▸ Do this: Find and return each line containing "kind".

┌─ Supplied records

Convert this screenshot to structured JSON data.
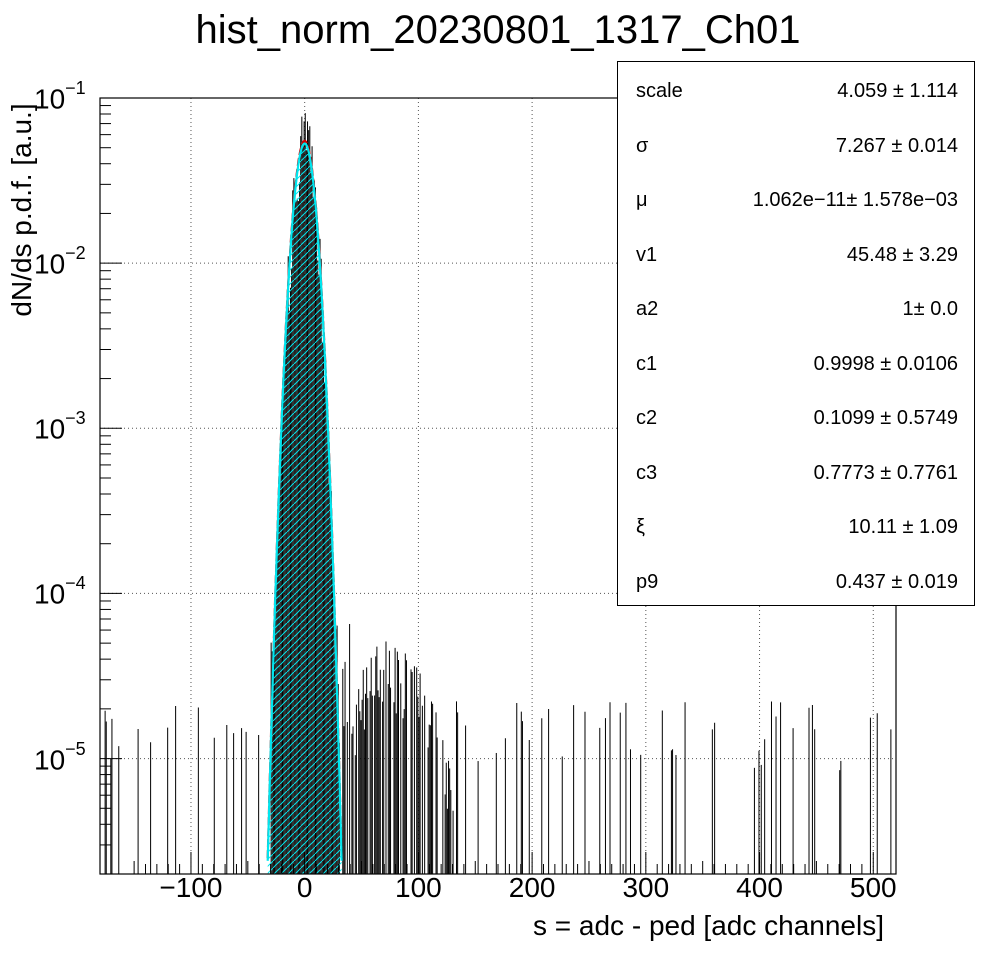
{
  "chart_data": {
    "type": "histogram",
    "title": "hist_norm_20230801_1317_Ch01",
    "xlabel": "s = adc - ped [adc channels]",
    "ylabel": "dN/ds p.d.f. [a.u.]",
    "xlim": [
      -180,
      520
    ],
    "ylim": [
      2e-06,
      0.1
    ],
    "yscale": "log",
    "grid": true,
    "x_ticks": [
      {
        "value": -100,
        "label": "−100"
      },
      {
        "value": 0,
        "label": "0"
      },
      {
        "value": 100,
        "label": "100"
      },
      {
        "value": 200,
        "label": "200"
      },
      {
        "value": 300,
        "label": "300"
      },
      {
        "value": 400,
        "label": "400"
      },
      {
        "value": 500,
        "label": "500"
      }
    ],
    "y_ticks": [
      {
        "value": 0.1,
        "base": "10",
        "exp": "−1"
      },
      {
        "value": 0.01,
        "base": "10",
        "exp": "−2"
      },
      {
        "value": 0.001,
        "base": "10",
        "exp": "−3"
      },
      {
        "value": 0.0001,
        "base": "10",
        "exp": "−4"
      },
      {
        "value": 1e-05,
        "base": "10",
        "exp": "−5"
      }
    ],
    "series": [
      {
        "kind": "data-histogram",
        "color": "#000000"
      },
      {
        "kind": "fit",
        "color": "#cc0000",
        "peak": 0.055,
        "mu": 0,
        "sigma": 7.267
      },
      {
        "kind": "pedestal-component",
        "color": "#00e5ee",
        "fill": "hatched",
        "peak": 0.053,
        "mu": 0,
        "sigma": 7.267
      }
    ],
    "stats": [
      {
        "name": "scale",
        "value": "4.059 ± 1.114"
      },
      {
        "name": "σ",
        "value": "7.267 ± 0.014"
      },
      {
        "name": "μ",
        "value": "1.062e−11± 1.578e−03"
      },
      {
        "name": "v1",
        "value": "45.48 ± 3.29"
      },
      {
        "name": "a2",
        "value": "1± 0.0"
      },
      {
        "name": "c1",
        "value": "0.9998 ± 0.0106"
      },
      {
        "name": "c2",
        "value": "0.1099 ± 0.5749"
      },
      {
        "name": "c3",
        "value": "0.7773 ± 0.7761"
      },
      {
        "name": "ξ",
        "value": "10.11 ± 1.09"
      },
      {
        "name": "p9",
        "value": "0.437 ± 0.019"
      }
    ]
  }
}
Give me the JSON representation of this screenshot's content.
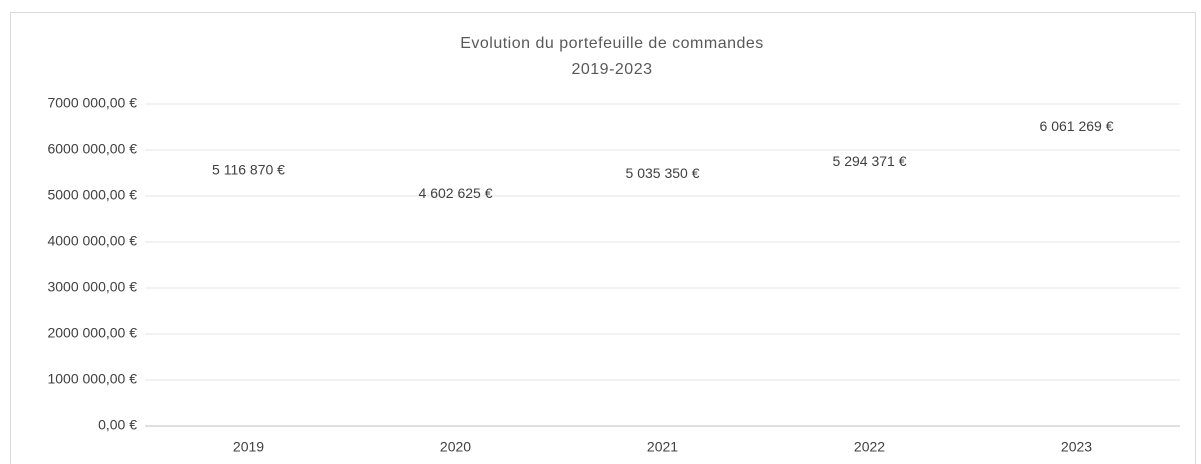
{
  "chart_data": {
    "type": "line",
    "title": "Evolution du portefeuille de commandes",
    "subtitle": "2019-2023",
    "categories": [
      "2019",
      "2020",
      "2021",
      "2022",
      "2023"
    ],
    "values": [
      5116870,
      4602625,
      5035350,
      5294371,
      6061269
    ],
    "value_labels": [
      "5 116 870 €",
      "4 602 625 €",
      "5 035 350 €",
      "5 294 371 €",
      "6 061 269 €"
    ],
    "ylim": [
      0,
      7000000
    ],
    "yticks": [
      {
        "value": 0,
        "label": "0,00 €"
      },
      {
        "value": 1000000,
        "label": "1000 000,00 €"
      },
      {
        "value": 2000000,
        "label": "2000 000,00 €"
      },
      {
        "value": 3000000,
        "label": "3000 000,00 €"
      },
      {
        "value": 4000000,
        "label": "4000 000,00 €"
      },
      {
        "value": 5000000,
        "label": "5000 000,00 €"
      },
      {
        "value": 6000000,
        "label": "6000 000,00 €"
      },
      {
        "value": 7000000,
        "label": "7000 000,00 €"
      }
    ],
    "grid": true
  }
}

└─

▸ Written solution:
        "kind": "data-histogram",
        "kind": "fit",
        "kind": "pedestal-component",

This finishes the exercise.